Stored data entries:
------------

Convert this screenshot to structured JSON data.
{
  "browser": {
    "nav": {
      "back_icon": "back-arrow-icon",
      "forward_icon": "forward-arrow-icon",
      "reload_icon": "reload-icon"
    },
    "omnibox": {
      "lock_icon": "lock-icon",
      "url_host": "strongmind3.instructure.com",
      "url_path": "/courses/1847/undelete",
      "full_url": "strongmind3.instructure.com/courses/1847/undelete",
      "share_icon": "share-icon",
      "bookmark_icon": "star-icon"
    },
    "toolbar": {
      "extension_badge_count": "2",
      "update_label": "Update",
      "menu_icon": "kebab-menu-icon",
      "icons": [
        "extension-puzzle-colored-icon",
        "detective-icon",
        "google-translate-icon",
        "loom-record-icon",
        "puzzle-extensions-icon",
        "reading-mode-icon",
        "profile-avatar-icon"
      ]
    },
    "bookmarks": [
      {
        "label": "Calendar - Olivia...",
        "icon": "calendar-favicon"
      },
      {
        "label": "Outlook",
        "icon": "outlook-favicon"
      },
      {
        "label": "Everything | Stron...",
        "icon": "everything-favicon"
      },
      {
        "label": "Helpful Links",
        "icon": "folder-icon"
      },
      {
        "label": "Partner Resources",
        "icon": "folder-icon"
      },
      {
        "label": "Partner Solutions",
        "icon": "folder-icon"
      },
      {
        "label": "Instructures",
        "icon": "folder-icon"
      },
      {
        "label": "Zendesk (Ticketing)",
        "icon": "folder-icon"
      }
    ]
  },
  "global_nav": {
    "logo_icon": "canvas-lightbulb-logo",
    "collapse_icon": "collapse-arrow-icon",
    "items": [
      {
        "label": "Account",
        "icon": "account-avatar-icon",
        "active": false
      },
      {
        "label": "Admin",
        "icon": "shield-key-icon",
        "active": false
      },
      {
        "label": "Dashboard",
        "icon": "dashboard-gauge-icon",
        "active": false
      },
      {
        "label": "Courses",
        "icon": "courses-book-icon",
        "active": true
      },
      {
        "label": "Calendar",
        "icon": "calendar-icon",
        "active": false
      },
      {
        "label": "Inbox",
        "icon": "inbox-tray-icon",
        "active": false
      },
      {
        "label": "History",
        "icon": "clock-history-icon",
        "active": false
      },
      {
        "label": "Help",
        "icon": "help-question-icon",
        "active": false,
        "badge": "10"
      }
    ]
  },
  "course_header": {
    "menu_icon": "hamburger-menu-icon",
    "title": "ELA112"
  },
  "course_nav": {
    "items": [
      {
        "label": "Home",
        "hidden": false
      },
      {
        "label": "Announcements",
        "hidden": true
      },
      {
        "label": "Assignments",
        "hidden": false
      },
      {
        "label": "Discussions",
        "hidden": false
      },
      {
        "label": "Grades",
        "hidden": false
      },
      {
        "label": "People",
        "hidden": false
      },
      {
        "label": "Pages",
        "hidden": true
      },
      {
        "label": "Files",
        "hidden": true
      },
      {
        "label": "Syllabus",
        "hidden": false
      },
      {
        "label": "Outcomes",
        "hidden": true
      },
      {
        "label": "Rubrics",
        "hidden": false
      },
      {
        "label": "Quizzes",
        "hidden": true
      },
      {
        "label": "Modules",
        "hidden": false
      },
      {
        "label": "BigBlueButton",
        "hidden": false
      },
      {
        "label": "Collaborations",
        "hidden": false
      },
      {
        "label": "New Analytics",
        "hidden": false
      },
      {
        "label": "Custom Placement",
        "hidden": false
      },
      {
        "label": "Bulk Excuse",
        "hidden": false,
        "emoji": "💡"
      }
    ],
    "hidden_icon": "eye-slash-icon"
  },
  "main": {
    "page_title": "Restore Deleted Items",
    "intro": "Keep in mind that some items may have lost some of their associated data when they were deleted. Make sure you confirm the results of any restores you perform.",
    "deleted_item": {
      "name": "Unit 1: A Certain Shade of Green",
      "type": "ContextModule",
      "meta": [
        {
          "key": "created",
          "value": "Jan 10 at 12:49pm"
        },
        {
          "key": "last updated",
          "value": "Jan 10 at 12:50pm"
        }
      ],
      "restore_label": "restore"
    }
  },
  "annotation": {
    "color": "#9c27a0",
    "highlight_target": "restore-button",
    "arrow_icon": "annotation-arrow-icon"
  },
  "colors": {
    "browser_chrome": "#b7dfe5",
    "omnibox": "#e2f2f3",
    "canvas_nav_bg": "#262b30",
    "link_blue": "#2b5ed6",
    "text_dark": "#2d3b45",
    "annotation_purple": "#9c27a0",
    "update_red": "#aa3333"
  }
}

------------

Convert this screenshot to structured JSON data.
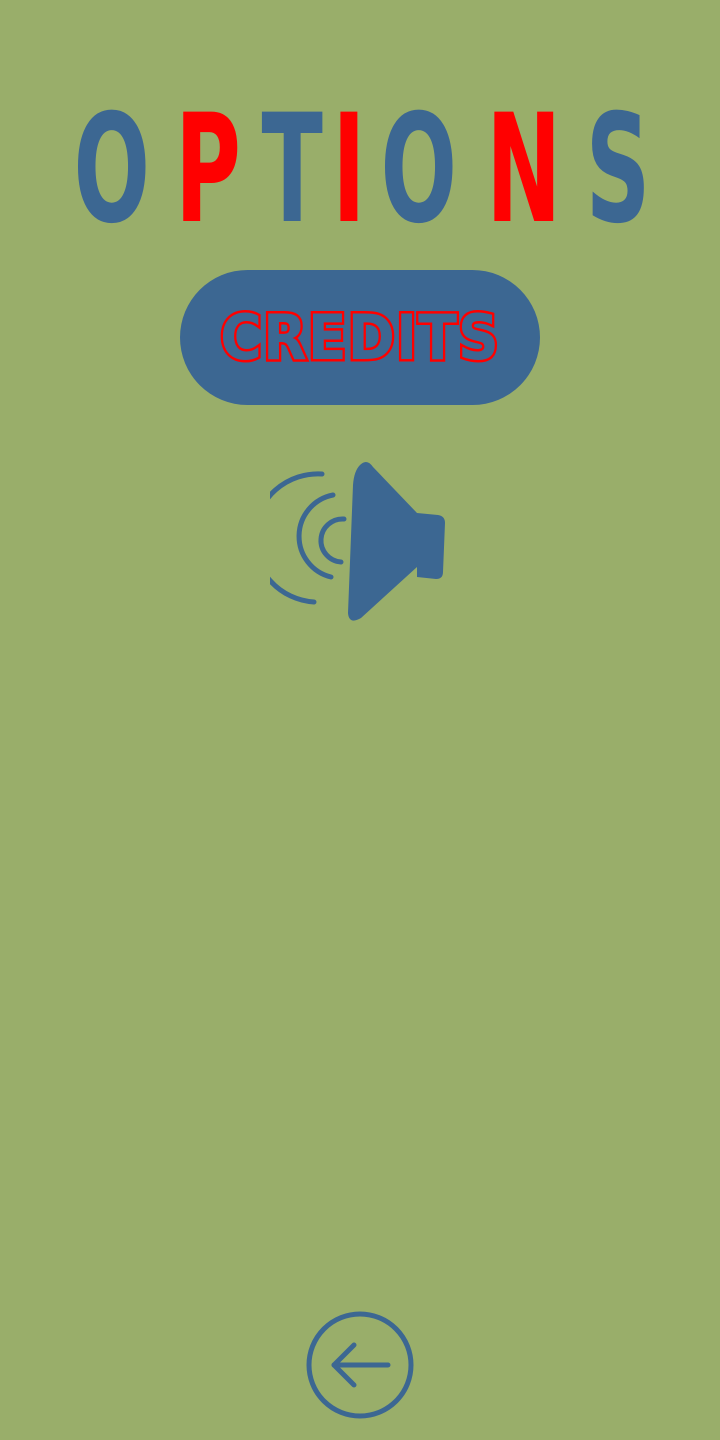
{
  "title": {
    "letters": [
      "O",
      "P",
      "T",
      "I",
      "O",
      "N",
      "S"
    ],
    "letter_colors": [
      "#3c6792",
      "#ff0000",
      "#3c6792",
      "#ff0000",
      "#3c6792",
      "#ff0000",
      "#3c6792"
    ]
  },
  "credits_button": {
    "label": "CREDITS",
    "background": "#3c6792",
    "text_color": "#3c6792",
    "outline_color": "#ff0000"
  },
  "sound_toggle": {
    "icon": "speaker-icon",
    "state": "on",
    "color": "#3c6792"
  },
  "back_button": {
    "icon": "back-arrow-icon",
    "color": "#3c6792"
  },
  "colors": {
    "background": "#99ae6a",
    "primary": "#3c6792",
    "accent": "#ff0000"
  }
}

------------

Report each line in the data that holds the word "value".

          "value": "Jan 10 at 12:49pm"
          "value": "Jan 10 at 12:50pm"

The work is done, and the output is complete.